Write out all the data again, exactly as it stands.

— Begin INPUT DATA —

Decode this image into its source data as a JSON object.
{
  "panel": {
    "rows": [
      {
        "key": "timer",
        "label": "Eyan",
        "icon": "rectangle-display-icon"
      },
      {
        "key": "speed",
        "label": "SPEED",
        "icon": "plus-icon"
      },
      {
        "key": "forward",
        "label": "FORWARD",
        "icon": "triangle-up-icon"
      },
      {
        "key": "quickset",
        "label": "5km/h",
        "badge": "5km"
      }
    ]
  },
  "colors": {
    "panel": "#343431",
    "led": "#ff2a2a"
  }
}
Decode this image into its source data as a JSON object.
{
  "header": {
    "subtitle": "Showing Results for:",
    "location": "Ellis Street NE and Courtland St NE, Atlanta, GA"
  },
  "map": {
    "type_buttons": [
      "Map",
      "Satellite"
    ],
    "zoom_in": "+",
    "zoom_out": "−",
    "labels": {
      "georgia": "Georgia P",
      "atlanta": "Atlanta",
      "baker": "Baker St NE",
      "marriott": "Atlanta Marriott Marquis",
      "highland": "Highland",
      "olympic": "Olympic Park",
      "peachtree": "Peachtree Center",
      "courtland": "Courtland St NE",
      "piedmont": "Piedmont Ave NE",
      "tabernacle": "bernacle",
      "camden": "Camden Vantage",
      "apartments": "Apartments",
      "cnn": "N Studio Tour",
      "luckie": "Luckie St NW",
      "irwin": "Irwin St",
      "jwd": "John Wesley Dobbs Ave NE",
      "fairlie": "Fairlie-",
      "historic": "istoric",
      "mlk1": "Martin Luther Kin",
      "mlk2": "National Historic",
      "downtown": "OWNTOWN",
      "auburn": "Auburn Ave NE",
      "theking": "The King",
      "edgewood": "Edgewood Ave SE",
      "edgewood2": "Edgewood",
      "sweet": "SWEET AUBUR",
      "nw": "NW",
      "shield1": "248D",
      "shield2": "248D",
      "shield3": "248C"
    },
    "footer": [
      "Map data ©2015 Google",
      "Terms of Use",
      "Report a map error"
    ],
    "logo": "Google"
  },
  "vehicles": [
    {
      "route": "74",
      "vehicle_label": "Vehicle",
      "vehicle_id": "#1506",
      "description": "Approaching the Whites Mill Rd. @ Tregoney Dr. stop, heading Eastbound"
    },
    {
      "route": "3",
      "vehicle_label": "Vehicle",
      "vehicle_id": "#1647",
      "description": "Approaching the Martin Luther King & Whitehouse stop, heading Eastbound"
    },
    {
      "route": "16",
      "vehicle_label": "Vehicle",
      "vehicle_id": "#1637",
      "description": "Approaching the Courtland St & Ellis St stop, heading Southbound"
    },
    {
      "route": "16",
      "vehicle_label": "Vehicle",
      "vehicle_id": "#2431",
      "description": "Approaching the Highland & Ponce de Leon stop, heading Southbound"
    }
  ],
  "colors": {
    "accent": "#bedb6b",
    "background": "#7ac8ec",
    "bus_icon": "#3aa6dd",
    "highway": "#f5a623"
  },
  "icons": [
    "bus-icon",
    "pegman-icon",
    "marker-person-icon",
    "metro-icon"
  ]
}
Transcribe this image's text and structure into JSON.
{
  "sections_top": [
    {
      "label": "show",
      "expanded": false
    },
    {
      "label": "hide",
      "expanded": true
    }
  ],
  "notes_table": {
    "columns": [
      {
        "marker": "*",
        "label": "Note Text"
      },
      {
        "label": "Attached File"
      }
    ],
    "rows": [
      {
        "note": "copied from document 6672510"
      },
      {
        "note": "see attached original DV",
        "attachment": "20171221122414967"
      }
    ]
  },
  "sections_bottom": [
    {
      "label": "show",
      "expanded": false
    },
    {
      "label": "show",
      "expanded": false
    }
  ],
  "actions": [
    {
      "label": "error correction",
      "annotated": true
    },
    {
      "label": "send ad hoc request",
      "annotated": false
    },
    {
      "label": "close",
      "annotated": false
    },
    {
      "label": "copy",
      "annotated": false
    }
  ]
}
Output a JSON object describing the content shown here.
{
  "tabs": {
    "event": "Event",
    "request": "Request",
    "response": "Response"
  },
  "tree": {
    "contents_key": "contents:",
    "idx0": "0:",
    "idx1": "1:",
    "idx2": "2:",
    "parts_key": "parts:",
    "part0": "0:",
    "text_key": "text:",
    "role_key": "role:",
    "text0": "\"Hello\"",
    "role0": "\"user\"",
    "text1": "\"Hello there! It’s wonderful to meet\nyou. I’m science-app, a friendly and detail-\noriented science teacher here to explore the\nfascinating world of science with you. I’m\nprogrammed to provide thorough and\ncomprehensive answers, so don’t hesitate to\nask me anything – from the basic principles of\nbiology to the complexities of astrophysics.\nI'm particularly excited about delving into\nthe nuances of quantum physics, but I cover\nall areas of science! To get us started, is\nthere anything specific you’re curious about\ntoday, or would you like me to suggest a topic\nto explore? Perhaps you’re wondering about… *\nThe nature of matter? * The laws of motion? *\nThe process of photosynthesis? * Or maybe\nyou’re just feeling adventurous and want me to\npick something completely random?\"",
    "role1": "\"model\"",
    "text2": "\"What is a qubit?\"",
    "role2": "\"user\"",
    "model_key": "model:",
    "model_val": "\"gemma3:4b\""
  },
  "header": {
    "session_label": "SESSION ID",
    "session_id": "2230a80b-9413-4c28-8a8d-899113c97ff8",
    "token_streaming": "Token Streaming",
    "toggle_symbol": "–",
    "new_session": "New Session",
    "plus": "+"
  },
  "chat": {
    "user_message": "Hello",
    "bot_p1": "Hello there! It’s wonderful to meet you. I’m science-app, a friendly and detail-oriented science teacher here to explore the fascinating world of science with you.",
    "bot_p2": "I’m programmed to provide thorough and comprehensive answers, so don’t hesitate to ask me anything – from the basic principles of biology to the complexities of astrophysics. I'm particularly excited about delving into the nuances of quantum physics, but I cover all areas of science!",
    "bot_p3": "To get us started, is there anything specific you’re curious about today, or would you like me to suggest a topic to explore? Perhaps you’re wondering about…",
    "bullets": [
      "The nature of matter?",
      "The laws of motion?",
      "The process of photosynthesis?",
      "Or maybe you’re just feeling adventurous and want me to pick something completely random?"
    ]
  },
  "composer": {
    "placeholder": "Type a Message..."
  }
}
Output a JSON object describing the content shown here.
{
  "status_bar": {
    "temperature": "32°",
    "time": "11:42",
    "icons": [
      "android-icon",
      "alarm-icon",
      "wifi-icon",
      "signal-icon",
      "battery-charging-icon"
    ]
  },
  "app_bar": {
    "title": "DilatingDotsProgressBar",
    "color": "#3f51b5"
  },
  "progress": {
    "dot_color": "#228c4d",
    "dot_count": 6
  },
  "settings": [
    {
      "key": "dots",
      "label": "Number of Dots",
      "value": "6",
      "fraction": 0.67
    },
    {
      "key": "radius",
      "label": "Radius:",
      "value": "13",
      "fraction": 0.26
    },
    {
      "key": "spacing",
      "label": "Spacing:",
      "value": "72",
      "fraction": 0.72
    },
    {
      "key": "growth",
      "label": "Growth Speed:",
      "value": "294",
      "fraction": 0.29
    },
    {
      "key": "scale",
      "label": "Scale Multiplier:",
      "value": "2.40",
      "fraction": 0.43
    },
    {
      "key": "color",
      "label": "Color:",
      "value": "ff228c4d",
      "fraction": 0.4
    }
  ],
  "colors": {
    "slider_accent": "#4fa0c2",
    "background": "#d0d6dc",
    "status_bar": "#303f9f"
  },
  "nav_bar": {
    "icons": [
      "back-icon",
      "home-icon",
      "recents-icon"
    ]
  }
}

— End INPUT DATA —

▸ EXPECTED OUTPUT
Decode this image into its source data as a JSON object.
{
  "panel": {
    "rows": [
      {
        "key": "timer",
        "label": "Eyan",
        "icon": "rectangle-display-icon"
      },
      {
        "key": "speed",
        "label": "SPEED",
        "icon": "plus-icon"
      },
      {
        "key": "forward",
        "label": "FORWARD",
        "icon": "triangle-up-icon"
      },
      {
        "key": "quickset",
        "label": "5km/h",
        "badge": "5km"
      }
    ]
  },
  "colors": {
    "panel": "#343431",
    "led": "#ff2a2a"
  }
}
Decode this image into its source data as a JSON object.
{
  "header": {
    "subtitle": "Showing Results for:",
    "location": "Ellis Street NE and Courtland St NE, Atlanta, GA"
  },
  "map": {
    "type_buttons": [
      "Map",
      "Satellite"
    ],
    "zoom_in": "+",
    "zoom_out": "−",
    "labels": {
      "georgia": "Georgia P",
      "atlanta": "Atlanta",
      "baker": "Baker St NE",
      "marriott": "Atlanta Marriott Marquis",
      "highland": "Highland",
      "olympic": "Olympic Park",
      "peachtree": "Peachtree Center",
      "courtland": "Courtland St NE",
      "piedmont": "Piedmont Ave NE",
      "tabernacle": "bernacle",
      "camden": "Camden Vantage",
      "apartments": "Apartments",
      "cnn": "N Studio Tour",
      "luckie": "Luckie St NW",
      "irwin": "Irwin St",
      "jwd": "John Wesley Dobbs Ave NE",
      "fairlie": "Fairlie-",
      "historic": "istoric",
      "mlk1": "Martin Luther Kin",
      "mlk2": "National Historic",
      "downtown": "OWNTOWN",
      "auburn": "Auburn Ave NE",
      "theking": "The King",
      "edgewood": "Edgewood Ave SE",
      "edgewood2": "Edgewood",
      "sweet": "SWEET AUBUR",
      "nw": "NW",
      "shield1": "248D",
      "shield2": "248D",
      "shield3": "248C"
    },
    "footer": [
      "Map data ©2015 Google",
      "Terms of Use",
      "Report a map error"
    ],
    "logo": "Google"
  },
  "vehicles": [
    {
      "route": "74",
      "vehicle_label": "Vehicle",
      "vehicle_id": "#1506",
      "description": "Approaching the Whites Mill Rd. @ Tregoney Dr. stop, heading Eastbound"
    },
    {
      "route": "3",
      "vehicle_label": "Vehicle",
      "vehicle_id": "#1647",
      "description": "Approaching the Martin Luther King & Whitehouse stop, heading Eastbound"
    },
    {
      "route": "16",
      "vehicle_label": "Vehicle",
      "vehicle_id": "#1637",
      "description": "Approaching the Courtland St & Ellis St stop, heading Southbound"
    },
    {
      "route": "16",
      "vehicle_label": "Vehicle",
      "vehicle_id": "#2431",
      "description": "Approaching the Highland & Ponce de Leon stop, heading Southbound"
    }
  ],
  "colors": {
    "accent": "#bedb6b",
    "background": "#7ac8ec",
    "bus_icon": "#3aa6dd",
    "highway": "#f5a623"
  },
  "icons": [
    "bus-icon",
    "pegman-icon",
    "marker-person-icon",
    "metro-icon"
  ]
}
Transcribe this image's text and structure into JSON.
{
  "sections_top": [
    {
      "label": "show",
      "expanded": false
    },
    {
      "label": "hide",
      "expanded": true
    }
  ],
  "notes_table": {
    "columns": [
      {
        "marker": "*",
        "label": "Note Text"
      },
      {
        "label": "Attached File"
      }
    ],
    "rows": [
      {
        "note": "copied from document 6672510"
      },
      {
        "note": "see attached original DV",
        "attachment": "20171221122414967"
      }
    ]
  },
  "sections_bottom": [
    {
      "label": "show",
      "expanded": false
    },
    {
      "label": "show",
      "expanded": false
    }
  ],
  "actions": [
    {
      "label": "error correction",
      "annotated": true
    },
    {
      "label": "send ad hoc request",
      "annotated": false
    },
    {
      "label": "close",
      "annotated": false
    },
    {
      "label": "copy",
      "annotated": false
    }
  ]
}
Output a JSON object describing the content shown here.
{
  "tabs": {
    "event": "Event",
    "request": "Request",
    "response": "Response"
  },
  "tree": {
    "contents_key": "contents:",
    "idx0": "0:",
    "idx1": "1:",
    "idx2": "2:",
    "parts_key": "parts:",
    "part0": "0:",
    "text_key": "text:",
    "role_key": "role:",
    "text0": "\"Hello\"",
    "role0": "\"user\"",
    "text1": "\"Hello there! It’s wonderful to meet\nyou. I’m science-app, a friendly and detail-\noriented science teacher here to explore the\nfascinating world of science with you. I’m\nprogrammed to provide thorough and\ncomprehensive answers, so don’t hesitate to\nask me anything – from the basic principles of\nbiology to the complexities of astrophysics.\nI'm particularly excited about delving into\nthe nuances of quantum physics, but I cover\nall areas of science! To get us started, is\nthere anything specific you’re curious about\ntoday, or would you like me to suggest a topic\nto explore? Perhaps you’re wondering about… *\nThe nature of matter? * The laws of motion? *\nThe process of photosynthesis? * Or maybe\nyou’re just feeling adventurous and want me to\npick something completely random?\"",
    "role1": "\"model\"",
    "text2": "\"What is a qubit?\"",
    "role2": "\"user\"",
    "model_key": "model:",
    "model_val": "\"gemma3:4b\""
  },
  "header": {
    "session_label": "SESSION ID",
    "session_id": "2230a80b-9413-4c28-8a8d-899113c97ff8",
    "token_streaming": "Token Streaming",
    "toggle_symbol": "–",
    "new_session": "New Session",
    "plus": "+"
  },
  "chat": {
    "user_message": "Hello",
    "bot_p1": "Hello there! It’s wonderful to meet you. I’m science-app, a friendly and detail-oriented science teacher here to explore the fascinating world of science with you.",
    "bot_p2": "I’m programmed to provide thorough and comprehensive answers, so don’t hesitate to ask me anything – from the basic principles of biology to the complexities of astrophysics. I'm particularly excited about delving into the nuances of quantum physics, but I cover all areas of science!",
    "bot_p3": "To get us started, is there anything specific you’re curious about today, or would you like me to suggest a topic to explore? Perhaps you’re wondering about…",
    "bullets": [
      "The nature of matter?",
      "The laws of motion?",
      "The process of photosynthesis?",
      "Or maybe you’re just feeling adventurous and want me to pick something completely random?"
    ]
  },
  "composer": {
    "placeholder": "Type a Message..."
  }
}
Output a JSON object describing the content shown here.
{
  "status_bar": {
    "temperature": "32°",
    "time": "11:42",
    "icons": [
      "android-icon",
      "alarm-icon",
      "wifi-icon",
      "signal-icon",
      "battery-charging-icon"
    ]
  },
  "app_bar": {
    "title": "DilatingDotsProgressBar",
    "color": "#3f51b5"
  },
  "progress": {
    "dot_color": "#228c4d",
    "dot_count": 6
  },
  "settings": [
    {
      "key": "dots",
      "label": "Number of Dots",
      "value": "6",
      "fraction": 0.67
    },
    {
      "key": "radius",
      "label": "Radius:",
      "value": "13",
      "fraction": 0.26
    },
    {
      "key": "spacing",
      "label": "Spacing:",
      "value": "72",
      "fraction": 0.72
    },
    {
      "key": "growth",
      "label": "Growth Speed:",
      "value": "294",
      "fraction": 0.29
    },
    {
      "key": "scale",
      "label": "Scale Multiplier:",
      "value": "2.40",
      "fraction": 0.43
    },
    {
      "key": "color",
      "label": "Color:",
      "value": "ff228c4d",
      "fraction": 0.4
    }
  ],
  "colors": {
    "slider_accent": "#4fa0c2",
    "background": "#d0d6dc",
    "status_bar": "#303f9f"
  },
  "nav_bar": {
    "icons": [
      "back-icon",
      "home-icon",
      "recents-icon"
    ]
  }
}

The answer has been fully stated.